Transcribe the records below exactly as they appear, omitting any pictures.

+++++

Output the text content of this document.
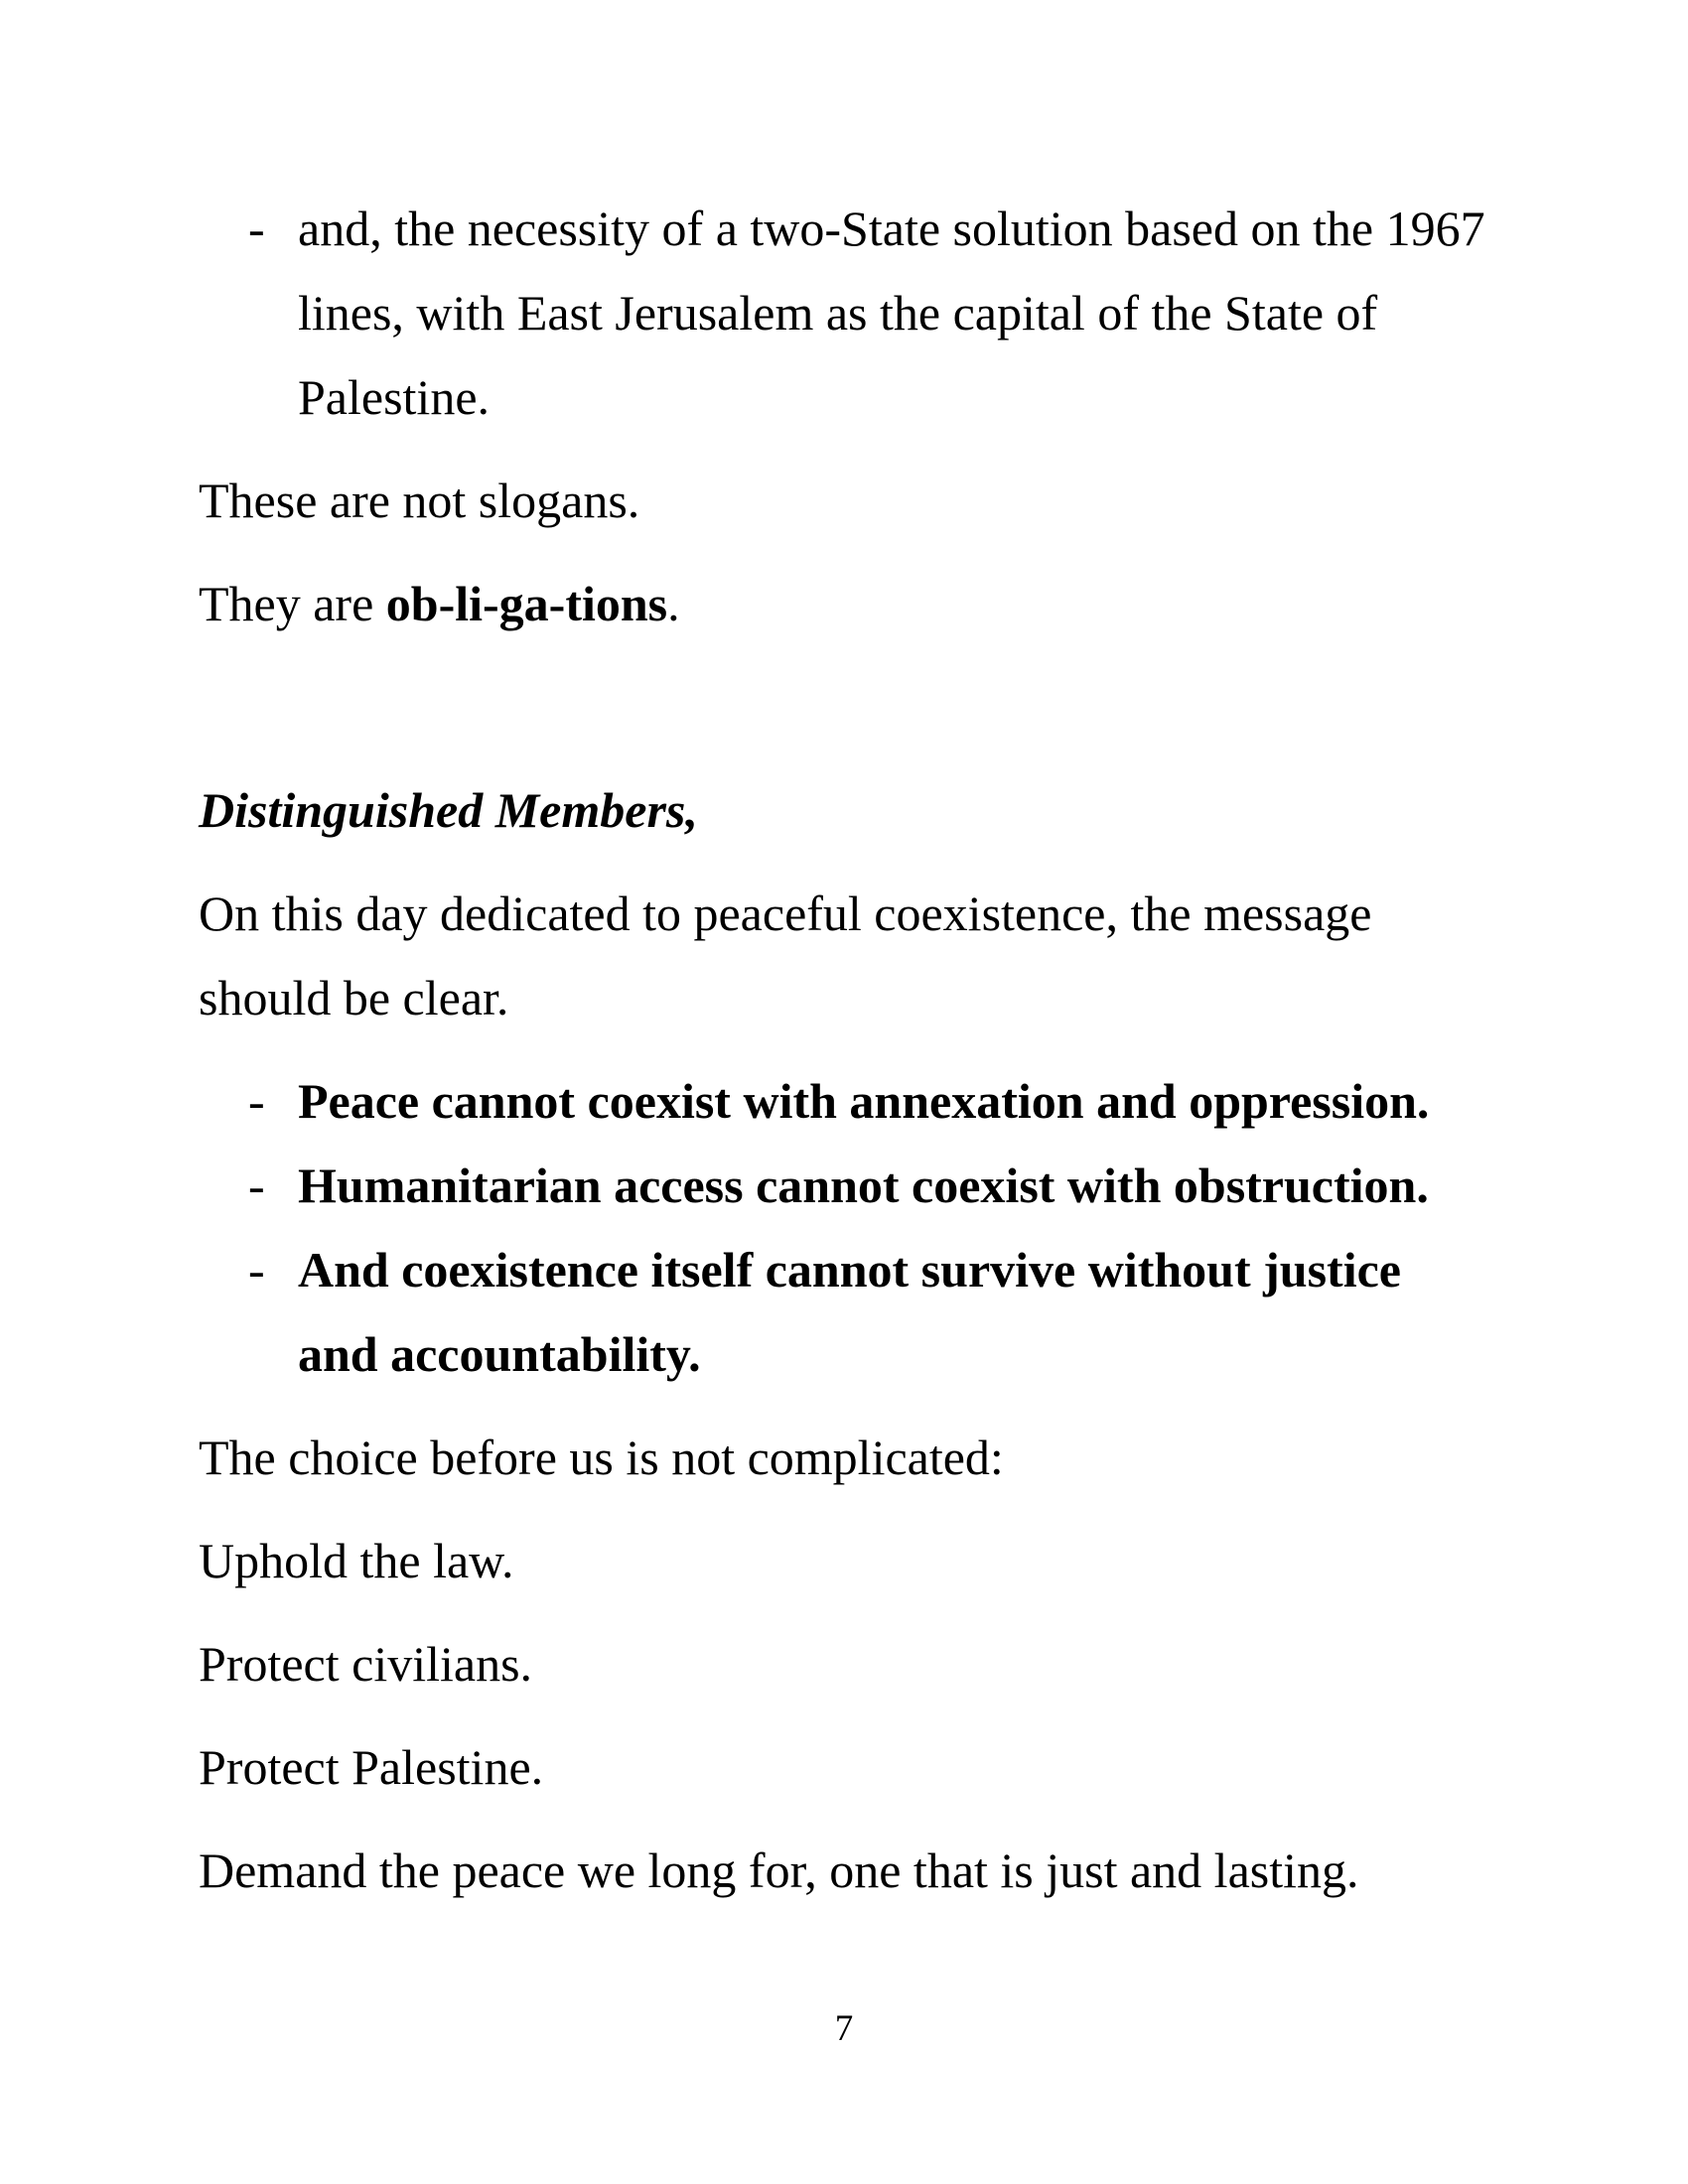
- and, the necessity of a two-State solution based on the 1967
lines, with East Jerusalem as the capital of the State of
Palestine.

These are not slogans.

They are ob-li-ga-tions.

Distinguished Members,

On this day dedicated to peaceful coexistence, the message
should be clear.
- Peace cannot coexist with annexation and oppression.
- Humanitarian access cannot coexist with obstruction.
- And coexistence itself cannot survive without justice
and accountability.

The choice before us is not complicated:

Uphold the law.

Protect civilians.

Protect Palestine.

Demand the peace we long for, one that is just and lasting.

7
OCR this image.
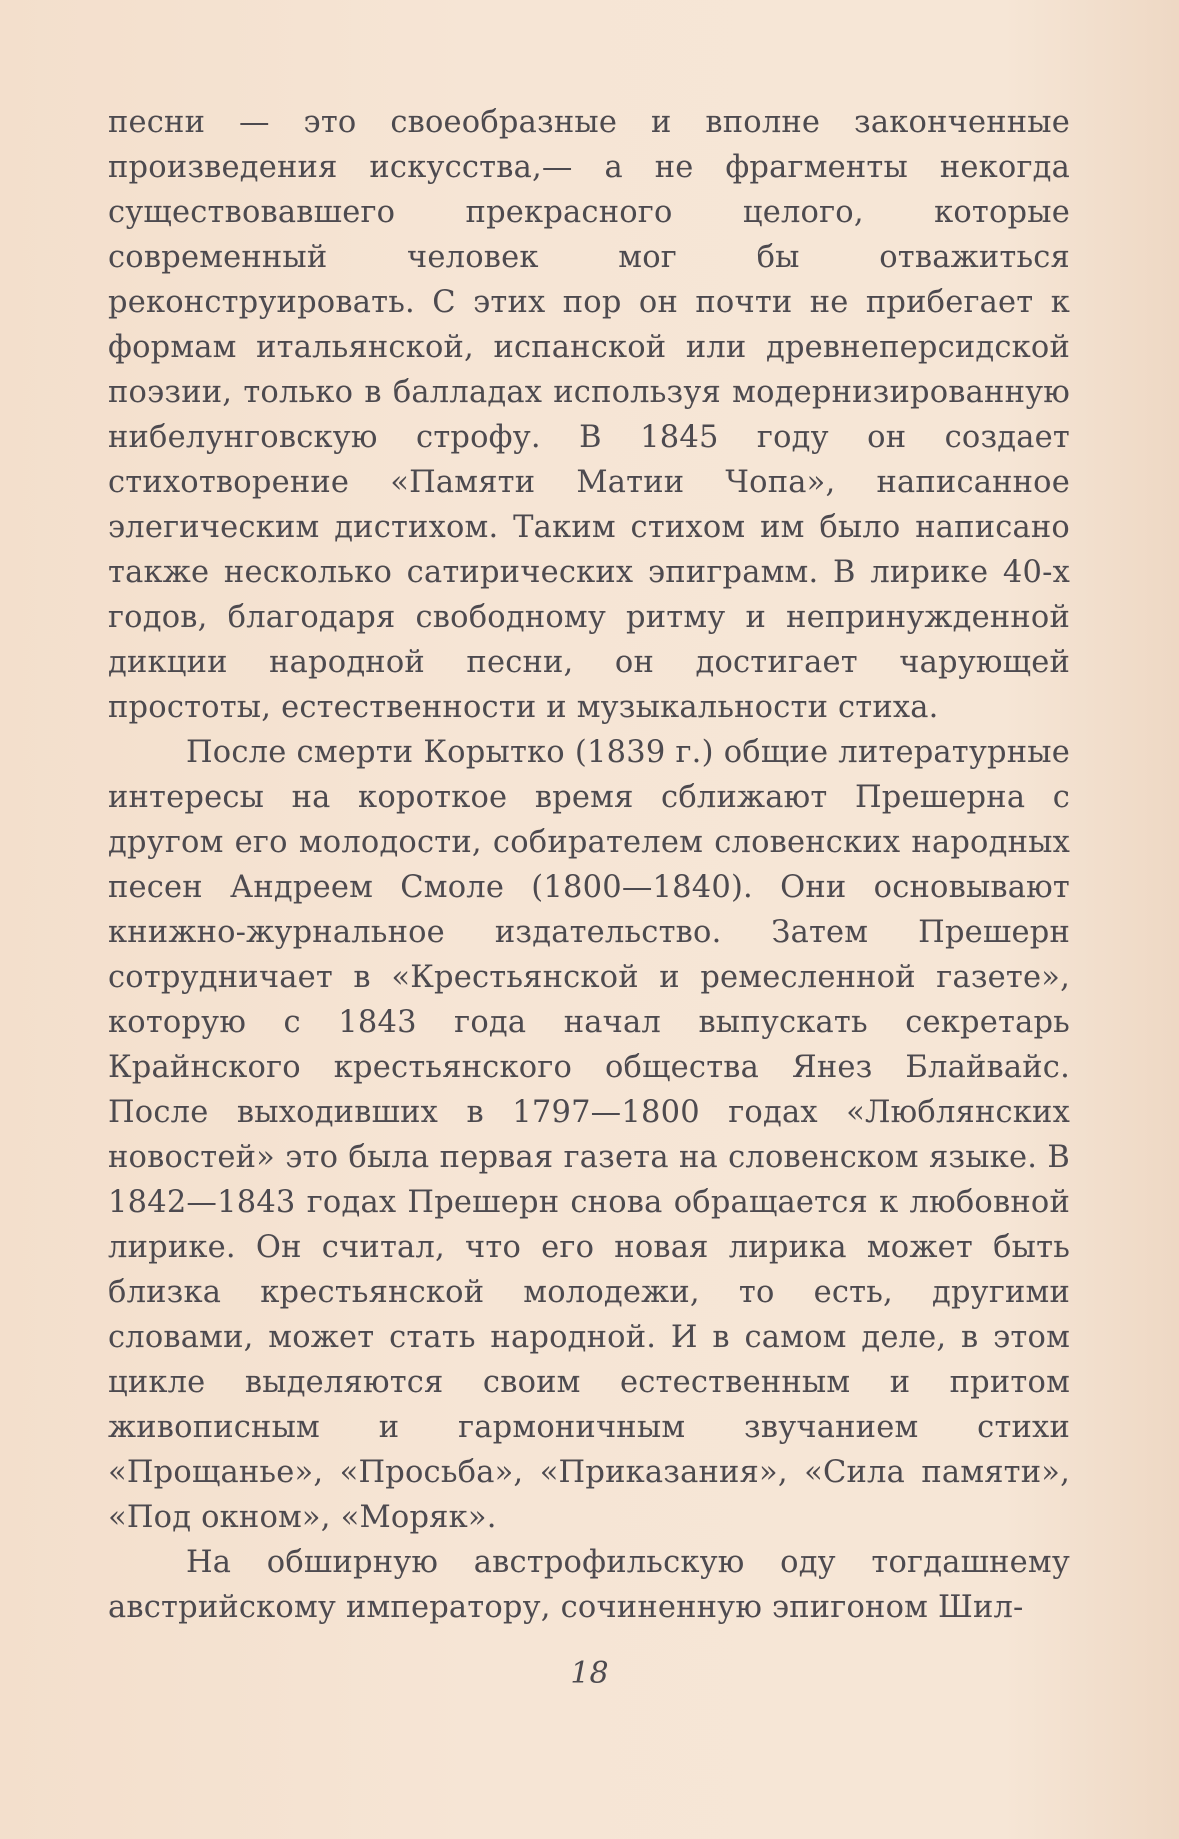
песни — это своеобразные и вполне законченные произведения искусства,— а не фрагменты некогда существовавшего прекрасного целого, которые современный человек мог бы отважиться реконструировать. С этих пор он почти не прибегает к формам итальянской, испанской или древнеперсидской поэзии, только в балладах используя модернизированную нибелунговскую строфу. В 1845 году он создает стихотворение «Памяти Матии Чопа», написанное элегическим дистихом. Таким стихом им было написано также несколько сатирических эпиграмм. В лирике 40-х годов, благодаря свободному ритму и непринужденной дикции народной песни, он достигает чарующей простоты, естественности и музыкальности стиха.

После смерти Корытко (1839 г.) общие литературные интересы на короткое время сближают Прешерна с другом его молодости, собирателем словенских народных песен Андреем Смоле (1800—1840). Они основывают книжно-журнальное издательство. Затем Прешерн сотрудничает в «Крестьянской и ремесленной газете», которую с 1843 года начал выпускать секретарь Крайнского крестьянского общества Янез Блайвайс. После выходивших в 1797—1800 годах «Люблянских новостей» это была первая газета на словенском языке. В 1842—1843 годах Прешерн снова обращается к любовной лирике. Он считал, что его новая лирика может быть близка крестьянской молодежи, то есть, другими словами, может стать народной. И в самом деле, в этом цикле выделяются своим естественным и притом живописным и гармоничным звучанием стихи «Прощанье», «Просьба», «Приказания», «Сила памяти», «Под окном», «Моряк».

На обширную австрофильскую оду тогдашнему австрийскому императору, сочиненную эпигоном Шил-

18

+++++

Output for this task:
Output the text content of this document.
- and, the necessity of a two-State solution based on the 1967
lines, with East Jerusalem as the capital of the State of
Palestine.

These are not slogans.

They are ob-li-ga-tions.

Distinguished Members,

On this day dedicated to peaceful coexistence, the message
should be clear.
- Peace cannot coexist with annexation and oppression.
- Humanitarian access cannot coexist with obstruction.
- And coexistence itself cannot survive without justice
and accountability.

The choice before us is not complicated:

Uphold the law.

Protect civilians.

Protect Palestine.

Demand the peace we long for, one that is just and lasting.

7
OCR this image.
песни — это своеобразные и вполне законченные произведения искусства,— а не фрагменты некогда существовавшего прекрасного целого, которые современный человек мог бы отважиться реконструировать. С этих пор он почти не прибегает к формам итальянской, испанской или древнеперсидской поэзии, только в балладах используя модернизированную нибелунговскую строфу. В 1845 году он создает стихотворение «Памяти Матии Чопа», написанное элегическим дистихом. Таким стихом им было написано также несколько сатирических эпиграмм. В лирике 40-х годов, благодаря свободному ритму и непринужденной дикции народной песни, он достигает чарующей простоты, естественности и музыкальности стиха.

После смерти Корытко (1839 г.) общие литературные интересы на короткое время сближают Прешерна с другом его молодости, собирателем словенских народных песен Андреем Смоле (1800—1840). Они основывают книжно-журнальное издательство. Затем Прешерн сотрудничает в «Крестьянской и ремесленной газете», которую с 1843 года начал выпускать секретарь Крайнского крестьянского общества Янез Блайвайс. После выходивших в 1797—1800 годах «Люблянских новостей» это была первая газета на словенском языке. В 1842—1843 годах Прешерн снова обращается к любовной лирике. Он считал, что его новая лирика может быть близка крестьянской молодежи, то есть, другими словами, может стать народной. И в самом деле, в этом цикле выделяются своим естественным и притом живописным и гармоничным звучанием стихи «Прощанье», «Просьба», «Приказания», «Сила памяти», «Под окном», «Моряк».

На обширную австрофильскую оду тогдашнему австрийскому императору, сочиненную эпигоном Шил-

18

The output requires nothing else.